## Dataset entries:
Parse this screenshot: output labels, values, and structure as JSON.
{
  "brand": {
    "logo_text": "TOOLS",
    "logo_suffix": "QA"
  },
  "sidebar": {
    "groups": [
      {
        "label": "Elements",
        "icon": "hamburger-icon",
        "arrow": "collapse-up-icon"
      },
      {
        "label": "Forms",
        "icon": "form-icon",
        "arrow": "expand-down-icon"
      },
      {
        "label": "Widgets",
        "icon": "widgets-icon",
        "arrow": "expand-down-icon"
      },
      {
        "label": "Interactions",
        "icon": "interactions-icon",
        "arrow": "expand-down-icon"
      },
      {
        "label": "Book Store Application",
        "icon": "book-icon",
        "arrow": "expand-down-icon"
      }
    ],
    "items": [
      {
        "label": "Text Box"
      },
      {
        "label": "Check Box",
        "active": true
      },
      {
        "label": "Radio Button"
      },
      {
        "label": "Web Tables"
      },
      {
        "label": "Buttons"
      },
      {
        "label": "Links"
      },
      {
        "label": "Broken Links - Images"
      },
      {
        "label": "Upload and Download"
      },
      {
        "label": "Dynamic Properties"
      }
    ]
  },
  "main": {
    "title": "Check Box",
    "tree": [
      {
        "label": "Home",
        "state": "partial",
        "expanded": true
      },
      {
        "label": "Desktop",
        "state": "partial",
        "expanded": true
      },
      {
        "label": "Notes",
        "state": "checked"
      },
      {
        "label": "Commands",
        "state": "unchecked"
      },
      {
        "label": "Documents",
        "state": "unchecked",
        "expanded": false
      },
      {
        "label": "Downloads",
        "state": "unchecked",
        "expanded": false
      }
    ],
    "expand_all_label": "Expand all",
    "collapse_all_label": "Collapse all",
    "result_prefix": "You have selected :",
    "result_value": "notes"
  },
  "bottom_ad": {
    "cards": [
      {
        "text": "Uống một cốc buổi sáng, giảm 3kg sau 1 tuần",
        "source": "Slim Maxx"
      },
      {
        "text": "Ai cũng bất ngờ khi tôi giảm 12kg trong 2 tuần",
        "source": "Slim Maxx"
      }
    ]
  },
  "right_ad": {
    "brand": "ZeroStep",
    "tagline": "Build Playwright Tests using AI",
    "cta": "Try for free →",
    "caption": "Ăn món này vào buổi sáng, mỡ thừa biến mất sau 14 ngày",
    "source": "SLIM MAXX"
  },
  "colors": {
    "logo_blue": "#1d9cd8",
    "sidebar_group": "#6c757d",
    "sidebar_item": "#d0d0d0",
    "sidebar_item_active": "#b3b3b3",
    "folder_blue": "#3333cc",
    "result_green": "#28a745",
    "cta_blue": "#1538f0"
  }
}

## Brief:
From the first line to the last, retype the data exactly.

## Output:
Parse this screenshot: output labels, values, and structure as JSON.
{
  "brand": {
    "logo_text": "TOOLS",
    "logo_suffix": "QA"
  },
  "sidebar": {
    "groups": [
      {
        "label": "Elements",
        "icon": "hamburger-icon",
        "arrow": "collapse-up-icon"
      },
      {
        "label": "Forms",
        "icon": "form-icon",
        "arrow": "expand-down-icon"
      },
      {
        "label": "Widgets",
        "icon": "widgets-icon",
        "arrow": "expand-down-icon"
      },
      {
        "label": "Interactions",
        "icon": "interactions-icon",
        "arrow": "expand-down-icon"
      },
      {
        "label": "Book Store Application",
        "icon": "book-icon",
        "arrow": "expand-down-icon"
      }
    ],
    "items": [
      {
        "label": "Text Box"
      },
      {
        "label": "Check Box",
        "active": true
      },
      {
        "label": "Radio Button"
      },
      {
        "label": "Web Tables"
      },
      {
        "label": "Buttons"
      },
      {
        "label": "Links"
      },
      {
        "label": "Broken Links - Images"
      },
      {
        "label": "Upload and Download"
      },
      {
        "label": "Dynamic Properties"
      }
    ]
  },
  "main": {
    "title": "Check Box",
    "tree": [
      {
        "label": "Home",
        "state": "partial",
        "expanded": true
      },
      {
        "label": "Desktop",
        "state": "partial",
        "expanded": true
      },
      {
        "label": "Notes",
        "state": "checked"
      },
      {
        "label": "Commands",
        "state": "unchecked"
      },
      {
        "label": "Documents",
        "state": "unchecked",
        "expanded": false
      },
      {
        "label": "Downloads",
        "state": "unchecked",
        "expanded": false
      }
    ],
    "expand_all_label": "Expand all",
    "collapse_all_label": "Collapse all",
    "result_prefix": "You have selected :",
    "result_value": "notes"
  },
  "bottom_ad": {
    "cards": [
      {
        "text": "Uống một cốc buổi sáng, giảm 3kg sau 1 tuần",
        "source": "Slim Maxx"
      },
      {
        "text": "Ai cũng bất ngờ khi tôi giảm 12kg trong 2 tuần",
        "source": "Slim Maxx"
      }
    ]
  },
  "right_ad": {
    "brand": "ZeroStep",
    "tagline": "Build Playwright Tests using AI",
    "cta": "Try for free →",
    "caption": "Ăn món này vào buổi sáng, mỡ thừa biến mất sau 14 ngày",
    "source": "SLIM MAXX"
  },
  "colors": {
    "logo_blue": "#1d9cd8",
    "sidebar_group": "#6c757d",
    "sidebar_item": "#d0d0d0",
    "sidebar_item_active": "#b3b3b3",
    "folder_blue": "#3333cc",
    "result_green": "#28a745",
    "cta_blue": "#1538f0"
  }
}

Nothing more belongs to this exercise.